EXTRACTED INFORMATION:
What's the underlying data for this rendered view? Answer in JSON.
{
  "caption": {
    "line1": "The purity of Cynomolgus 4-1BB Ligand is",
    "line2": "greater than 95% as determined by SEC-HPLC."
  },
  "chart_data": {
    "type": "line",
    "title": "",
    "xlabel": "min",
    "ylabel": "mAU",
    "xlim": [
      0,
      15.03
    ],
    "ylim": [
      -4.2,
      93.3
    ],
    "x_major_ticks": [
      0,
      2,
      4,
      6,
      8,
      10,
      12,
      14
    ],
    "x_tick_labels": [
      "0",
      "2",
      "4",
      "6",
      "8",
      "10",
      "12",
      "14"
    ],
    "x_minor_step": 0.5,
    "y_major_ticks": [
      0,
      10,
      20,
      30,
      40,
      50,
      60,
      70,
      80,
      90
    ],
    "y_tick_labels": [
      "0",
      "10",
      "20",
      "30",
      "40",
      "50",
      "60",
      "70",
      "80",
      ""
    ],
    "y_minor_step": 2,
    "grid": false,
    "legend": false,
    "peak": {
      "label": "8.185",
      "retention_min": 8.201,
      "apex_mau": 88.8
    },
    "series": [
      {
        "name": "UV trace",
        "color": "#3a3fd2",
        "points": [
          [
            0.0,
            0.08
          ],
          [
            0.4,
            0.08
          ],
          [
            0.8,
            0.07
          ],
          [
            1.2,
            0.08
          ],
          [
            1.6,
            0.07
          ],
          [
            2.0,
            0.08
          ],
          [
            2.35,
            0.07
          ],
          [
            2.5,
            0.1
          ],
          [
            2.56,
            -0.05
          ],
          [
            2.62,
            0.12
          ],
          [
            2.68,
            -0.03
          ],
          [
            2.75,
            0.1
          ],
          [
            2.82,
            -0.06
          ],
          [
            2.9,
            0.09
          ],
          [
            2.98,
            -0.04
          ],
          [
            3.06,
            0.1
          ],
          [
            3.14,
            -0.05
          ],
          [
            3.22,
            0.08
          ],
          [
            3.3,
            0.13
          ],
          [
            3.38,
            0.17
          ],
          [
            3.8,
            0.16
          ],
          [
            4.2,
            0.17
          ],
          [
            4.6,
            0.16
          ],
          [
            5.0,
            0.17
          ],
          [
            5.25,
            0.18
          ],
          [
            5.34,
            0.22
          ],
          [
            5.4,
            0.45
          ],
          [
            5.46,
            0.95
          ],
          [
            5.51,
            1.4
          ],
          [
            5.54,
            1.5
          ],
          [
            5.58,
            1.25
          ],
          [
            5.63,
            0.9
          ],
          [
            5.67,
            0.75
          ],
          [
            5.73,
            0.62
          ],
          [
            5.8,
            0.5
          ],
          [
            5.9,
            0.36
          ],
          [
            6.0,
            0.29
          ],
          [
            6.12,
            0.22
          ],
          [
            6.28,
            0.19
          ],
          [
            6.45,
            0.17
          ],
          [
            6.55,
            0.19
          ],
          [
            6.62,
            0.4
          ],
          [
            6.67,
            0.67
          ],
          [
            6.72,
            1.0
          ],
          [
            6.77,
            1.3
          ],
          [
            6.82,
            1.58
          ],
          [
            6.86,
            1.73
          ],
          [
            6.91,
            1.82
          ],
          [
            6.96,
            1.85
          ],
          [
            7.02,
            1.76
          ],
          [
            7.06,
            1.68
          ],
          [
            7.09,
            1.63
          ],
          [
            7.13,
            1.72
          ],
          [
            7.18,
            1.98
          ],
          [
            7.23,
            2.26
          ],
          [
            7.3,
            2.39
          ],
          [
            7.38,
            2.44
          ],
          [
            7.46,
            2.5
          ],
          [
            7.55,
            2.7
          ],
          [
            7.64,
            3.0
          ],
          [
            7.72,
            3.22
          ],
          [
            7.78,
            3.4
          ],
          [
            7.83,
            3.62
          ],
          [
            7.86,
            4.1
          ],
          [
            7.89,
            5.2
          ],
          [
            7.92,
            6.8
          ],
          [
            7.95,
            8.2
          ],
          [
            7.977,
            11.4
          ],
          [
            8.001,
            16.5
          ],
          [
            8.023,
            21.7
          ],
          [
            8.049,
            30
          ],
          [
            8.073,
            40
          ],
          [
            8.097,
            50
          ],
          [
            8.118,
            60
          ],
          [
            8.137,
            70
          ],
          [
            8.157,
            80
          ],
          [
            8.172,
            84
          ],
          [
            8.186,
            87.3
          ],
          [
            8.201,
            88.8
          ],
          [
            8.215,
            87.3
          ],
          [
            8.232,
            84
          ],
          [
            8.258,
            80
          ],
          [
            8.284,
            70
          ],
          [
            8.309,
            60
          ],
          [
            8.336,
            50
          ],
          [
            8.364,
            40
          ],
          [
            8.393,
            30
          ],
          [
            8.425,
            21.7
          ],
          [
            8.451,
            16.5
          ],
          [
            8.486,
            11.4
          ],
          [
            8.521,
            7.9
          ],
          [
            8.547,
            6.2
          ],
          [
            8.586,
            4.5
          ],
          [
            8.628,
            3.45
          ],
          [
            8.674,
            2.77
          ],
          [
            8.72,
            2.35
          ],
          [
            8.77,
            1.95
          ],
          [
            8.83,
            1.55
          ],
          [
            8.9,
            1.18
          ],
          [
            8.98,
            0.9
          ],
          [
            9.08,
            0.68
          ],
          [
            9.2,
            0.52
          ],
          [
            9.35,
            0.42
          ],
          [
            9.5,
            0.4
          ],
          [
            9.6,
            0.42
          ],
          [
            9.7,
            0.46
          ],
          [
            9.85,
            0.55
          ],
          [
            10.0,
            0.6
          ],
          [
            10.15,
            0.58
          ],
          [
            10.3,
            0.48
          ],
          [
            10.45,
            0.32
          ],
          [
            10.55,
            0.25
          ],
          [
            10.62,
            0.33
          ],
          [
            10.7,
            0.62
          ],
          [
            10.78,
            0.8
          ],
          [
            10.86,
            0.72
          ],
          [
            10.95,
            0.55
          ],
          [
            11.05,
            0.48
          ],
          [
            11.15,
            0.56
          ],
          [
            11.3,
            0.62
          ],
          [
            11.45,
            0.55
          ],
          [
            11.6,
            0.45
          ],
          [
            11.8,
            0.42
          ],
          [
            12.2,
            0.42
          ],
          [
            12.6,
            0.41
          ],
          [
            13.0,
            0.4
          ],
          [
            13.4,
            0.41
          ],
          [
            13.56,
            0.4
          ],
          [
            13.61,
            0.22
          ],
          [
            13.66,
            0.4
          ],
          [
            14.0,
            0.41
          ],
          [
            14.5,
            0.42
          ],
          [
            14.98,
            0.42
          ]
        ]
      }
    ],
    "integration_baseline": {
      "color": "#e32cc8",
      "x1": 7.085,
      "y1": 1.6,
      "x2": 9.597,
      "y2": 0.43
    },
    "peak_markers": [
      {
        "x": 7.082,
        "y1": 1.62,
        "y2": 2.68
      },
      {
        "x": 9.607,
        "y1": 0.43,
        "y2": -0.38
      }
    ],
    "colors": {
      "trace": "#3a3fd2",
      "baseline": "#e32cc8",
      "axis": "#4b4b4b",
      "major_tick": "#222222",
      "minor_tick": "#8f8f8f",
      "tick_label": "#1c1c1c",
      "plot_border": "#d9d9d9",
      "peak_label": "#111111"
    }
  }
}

AIM: Every entry in the listing must be retyped exactly.

RESULT:
What's the underlying data for this rendered view? Answer in JSON.
{
  "caption": {
    "line1": "The purity of Cynomolgus 4-1BB Ligand is",
    "line2": "greater than 95% as determined by SEC-HPLC."
  },
  "chart_data": {
    "type": "line",
    "title": "",
    "xlabel": "min",
    "ylabel": "mAU",
    "xlim": [
      0,
      15.03
    ],
    "ylim": [
      -4.2,
      93.3
    ],
    "x_major_ticks": [
      0,
      2,
      4,
      6,
      8,
      10,
      12,
      14
    ],
    "x_tick_labels": [
      "0",
      "2",
      "4",
      "6",
      "8",
      "10",
      "12",
      "14"
    ],
    "x_minor_step": 0.5,
    "y_major_ticks": [
      0,
      10,
      20,
      30,
      40,
      50,
      60,
      70,
      80,
      90
    ],
    "y_tick_labels": [
      "0",
      "10",
      "20",
      "30",
      "40",
      "50",
      "60",
      "70",
      "80",
      ""
    ],
    "y_minor_step": 2,
    "grid": false,
    "legend": false,
    "peak": {
      "label": "8.185",
      "retention_min": 8.201,
      "apex_mau": 88.8
    },
    "series": [
      {
        "name": "UV trace",
        "color": "#3a3fd2",
        "points": [
          [
            0.0,
            0.08
          ],
          [
            0.4,
            0.08
          ],
          [
            0.8,
            0.07
          ],
          [
            1.2,
            0.08
          ],
          [
            1.6,
            0.07
          ],
          [
            2.0,
            0.08
          ],
          [
            2.35,
            0.07
          ],
          [
            2.5,
            0.1
          ],
          [
            2.56,
            -0.05
          ],
          [
            2.62,
            0.12
          ],
          [
            2.68,
            -0.03
          ],
          [
            2.75,
            0.1
          ],
          [
            2.82,
            -0.06
          ],
          [
            2.9,
            0.09
          ],
          [
            2.98,
            -0.04
          ],
          [
            3.06,
            0.1
          ],
          [
            3.14,
            -0.05
          ],
          [
            3.22,
            0.08
          ],
          [
            3.3,
            0.13
          ],
          [
            3.38,
            0.17
          ],
          [
            3.8,
            0.16
          ],
          [
            4.2,
            0.17
          ],
          [
            4.6,
            0.16
          ],
          [
            5.0,
            0.17
          ],
          [
            5.25,
            0.18
          ],
          [
            5.34,
            0.22
          ],
          [
            5.4,
            0.45
          ],
          [
            5.46,
            0.95
          ],
          [
            5.51,
            1.4
          ],
          [
            5.54,
            1.5
          ],
          [
            5.58,
            1.25
          ],
          [
            5.63,
            0.9
          ],
          [
            5.67,
            0.75
          ],
          [
            5.73,
            0.62
          ],
          [
            5.8,
            0.5
          ],
          [
            5.9,
            0.36
          ],
          [
            6.0,
            0.29
          ],
          [
            6.12,
            0.22
          ],
          [
            6.28,
            0.19
          ],
          [
            6.45,
            0.17
          ],
          [
            6.55,
            0.19
          ],
          [
            6.62,
            0.4
          ],
          [
            6.67,
            0.67
          ],
          [
            6.72,
            1.0
          ],
          [
            6.77,
            1.3
          ],
          [
            6.82,
            1.58
          ],
          [
            6.86,
            1.73
          ],
          [
            6.91,
            1.82
          ],
          [
            6.96,
            1.85
          ],
          [
            7.02,
            1.76
          ],
          [
            7.06,
            1.68
          ],
          [
            7.09,
            1.63
          ],
          [
            7.13,
            1.72
          ],
          [
            7.18,
            1.98
          ],
          [
            7.23,
            2.26
          ],
          [
            7.3,
            2.39
          ],
          [
            7.38,
            2.44
          ],
          [
            7.46,
            2.5
          ],
          [
            7.55,
            2.7
          ],
          [
            7.64,
            3.0
          ],
          [
            7.72,
            3.22
          ],
          [
            7.78,
            3.4
          ],
          [
            7.83,
            3.62
          ],
          [
            7.86,
            4.1
          ],
          [
            7.89,
            5.2
          ],
          [
            7.92,
            6.8
          ],
          [
            7.95,
            8.2
          ],
          [
            7.977,
            11.4
          ],
          [
            8.001,
            16.5
          ],
          [
            8.023,
            21.7
          ],
          [
            8.049,
            30
          ],
          [
            8.073,
            40
          ],
          [
            8.097,
            50
          ],
          [
            8.118,
            60
          ],
          [
            8.137,
            70
          ],
          [
            8.157,
            80
          ],
          [
            8.172,
            84
          ],
          [
            8.186,
            87.3
          ],
          [
            8.201,
            88.8
          ],
          [
            8.215,
            87.3
          ],
          [
            8.232,
            84
          ],
          [
            8.258,
            80
          ],
          [
            8.284,
            70
          ],
          [
            8.309,
            60
          ],
          [
            8.336,
            50
          ],
          [
            8.364,
            40
          ],
          [
            8.393,
            30
          ],
          [
            8.425,
            21.7
          ],
          [
            8.451,
            16.5
          ],
          [
            8.486,
            11.4
          ],
          [
            8.521,
            7.9
          ],
          [
            8.547,
            6.2
          ],
          [
            8.586,
            4.5
          ],
          [
            8.628,
            3.45
          ],
          [
            8.674,
            2.77
          ],
          [
            8.72,
            2.35
          ],
          [
            8.77,
            1.95
          ],
          [
            8.83,
            1.55
          ],
          [
            8.9,
            1.18
          ],
          [
            8.98,
            0.9
          ],
          [
            9.08,
            0.68
          ],
          [
            9.2,
            0.52
          ],
          [
            9.35,
            0.42
          ],
          [
            9.5,
            0.4
          ],
          [
            9.6,
            0.42
          ],
          [
            9.7,
            0.46
          ],
          [
            9.85,
            0.55
          ],
          [
            10.0,
            0.6
          ],
          [
            10.15,
            0.58
          ],
          [
            10.3,
            0.48
          ],
          [
            10.45,
            0.32
          ],
          [
            10.55,
            0.25
          ],
          [
            10.62,
            0.33
          ],
          [
            10.7,
            0.62
          ],
          [
            10.78,
            0.8
          ],
          [
            10.86,
            0.72
          ],
          [
            10.95,
            0.55
          ],
          [
            11.05,
            0.48
          ],
          [
            11.15,
            0.56
          ],
          [
            11.3,
            0.62
          ],
          [
            11.45,
            0.55
          ],
          [
            11.6,
            0.45
          ],
          [
            11.8,
            0.42
          ],
          [
            12.2,
            0.42
          ],
          [
            12.6,
            0.41
          ],
          [
            13.0,
            0.4
          ],
          [
            13.4,
            0.41
          ],
          [
            13.56,
            0.4
          ],
          [
            13.61,
            0.22
          ],
          [
            13.66,
            0.4
          ],
          [
            14.0,
            0.41
          ],
          [
            14.5,
            0.42
          ],
          [
            14.98,
            0.42
          ]
        ]
      }
    ],
    "integration_baseline": {
      "color": "#e32cc8",
      "x1": 7.085,
      "y1": 1.6,
      "x2": 9.597,
      "y2": 0.43
    },
    "peak_markers": [
      {
        "x": 7.082,
        "y1": 1.62,
        "y2": 2.68
      },
      {
        "x": 9.607,
        "y1": 0.43,
        "y2": -0.38
      }
    ],
    "colors": {
      "trace": "#3a3fd2",
      "baseline": "#e32cc8",
      "axis": "#4b4b4b",
      "major_tick": "#222222",
      "minor_tick": "#8f8f8f",
      "tick_label": "#1c1c1c",
      "plot_border": "#d9d9d9",
      "peak_label": "#111111"
    }
  }
}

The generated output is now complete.